* Collected data entries *
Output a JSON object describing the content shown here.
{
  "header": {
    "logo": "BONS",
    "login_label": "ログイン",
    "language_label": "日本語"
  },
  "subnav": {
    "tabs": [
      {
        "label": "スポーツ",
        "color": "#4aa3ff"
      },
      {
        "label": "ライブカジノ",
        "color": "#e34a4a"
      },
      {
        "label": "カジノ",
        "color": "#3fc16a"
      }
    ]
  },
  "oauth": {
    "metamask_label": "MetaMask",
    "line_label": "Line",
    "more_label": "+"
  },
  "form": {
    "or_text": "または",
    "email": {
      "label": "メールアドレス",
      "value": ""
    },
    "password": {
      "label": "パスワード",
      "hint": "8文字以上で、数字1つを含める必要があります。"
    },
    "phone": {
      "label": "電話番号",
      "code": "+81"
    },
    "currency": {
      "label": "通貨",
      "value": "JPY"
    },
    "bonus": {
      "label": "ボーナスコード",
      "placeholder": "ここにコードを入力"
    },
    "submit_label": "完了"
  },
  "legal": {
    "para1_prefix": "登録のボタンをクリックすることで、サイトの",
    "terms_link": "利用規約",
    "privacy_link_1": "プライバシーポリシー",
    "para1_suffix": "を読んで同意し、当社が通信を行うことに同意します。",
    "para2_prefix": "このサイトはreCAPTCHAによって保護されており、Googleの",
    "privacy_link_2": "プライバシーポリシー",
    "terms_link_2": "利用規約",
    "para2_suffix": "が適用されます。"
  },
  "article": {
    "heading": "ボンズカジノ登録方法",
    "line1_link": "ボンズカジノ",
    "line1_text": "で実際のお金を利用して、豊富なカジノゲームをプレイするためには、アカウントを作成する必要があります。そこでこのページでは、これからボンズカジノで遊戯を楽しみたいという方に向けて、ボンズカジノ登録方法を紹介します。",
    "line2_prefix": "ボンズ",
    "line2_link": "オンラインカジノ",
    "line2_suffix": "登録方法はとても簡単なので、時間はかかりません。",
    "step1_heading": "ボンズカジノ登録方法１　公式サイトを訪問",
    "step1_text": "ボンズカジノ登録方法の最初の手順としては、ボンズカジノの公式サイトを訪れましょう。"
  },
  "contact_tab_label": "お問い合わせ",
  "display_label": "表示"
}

* The problem *
Extract the full listing and reproduce each line exactly.

* Written response *
Output a JSON object describing the content shown here.
{
  "header": {
    "logo": "BONS",
    "login_label": "ログイン",
    "language_label": "日本語"
  },
  "subnav": {
    "tabs": [
      {
        "label": "スポーツ",
        "color": "#4aa3ff"
      },
      {
        "label": "ライブカジノ",
        "color": "#e34a4a"
      },
      {
        "label": "カジノ",
        "color": "#3fc16a"
      }
    ]
  },
  "oauth": {
    "metamask_label": "MetaMask",
    "line_label": "Line",
    "more_label": "+"
  },
  "form": {
    "or_text": "または",
    "email": {
      "label": "メールアドレス",
      "value": ""
    },
    "password": {
      "label": "パスワード",
      "hint": "8文字以上で、数字1つを含める必要があります。"
    },
    "phone": {
      "label": "電話番号",
      "code": "+81"
    },
    "currency": {
      "label": "通貨",
      "value": "JPY"
    },
    "bonus": {
      "label": "ボーナスコード",
      "placeholder": "ここにコードを入力"
    },
    "submit_label": "完了"
  },
  "legal": {
    "para1_prefix": "登録のボタンをクリックすることで、サイトの",
    "terms_link": "利用規約",
    "privacy_link_1": "プライバシーポリシー",
    "para1_suffix": "を読んで同意し、当社が通信を行うことに同意します。",
    "para2_prefix": "このサイトはreCAPTCHAによって保護されており、Googleの",
    "privacy_link_2": "プライバシーポリシー",
    "terms_link_2": "利用規約",
    "para2_suffix": "が適用されます。"
  },
  "article": {
    "heading": "ボンズカジノ登録方法",
    "line1_link": "ボンズカジノ",
    "line1_text": "で実際のお金を利用して、豊富なカジノゲームをプレイするためには、アカウントを作成する必要があります。そこでこのページでは、これからボンズカジノで遊戯を楽しみたいという方に向けて、ボンズカジノ登録方法を紹介します。",
    "line2_prefix": "ボンズ",
    "line2_link": "オンラインカジノ",
    "line2_suffix": "登録方法はとても簡単なので、時間はかかりません。",
    "step1_heading": "ボンズカジノ登録方法１　公式サイトを訪問",
    "step1_text": "ボンズカジノ登録方法の最初の手順としては、ボンズカジノの公式サイトを訪れましょう。"
  },
  "contact_tab_label": "お問い合わせ",
  "display_label": "表示"
}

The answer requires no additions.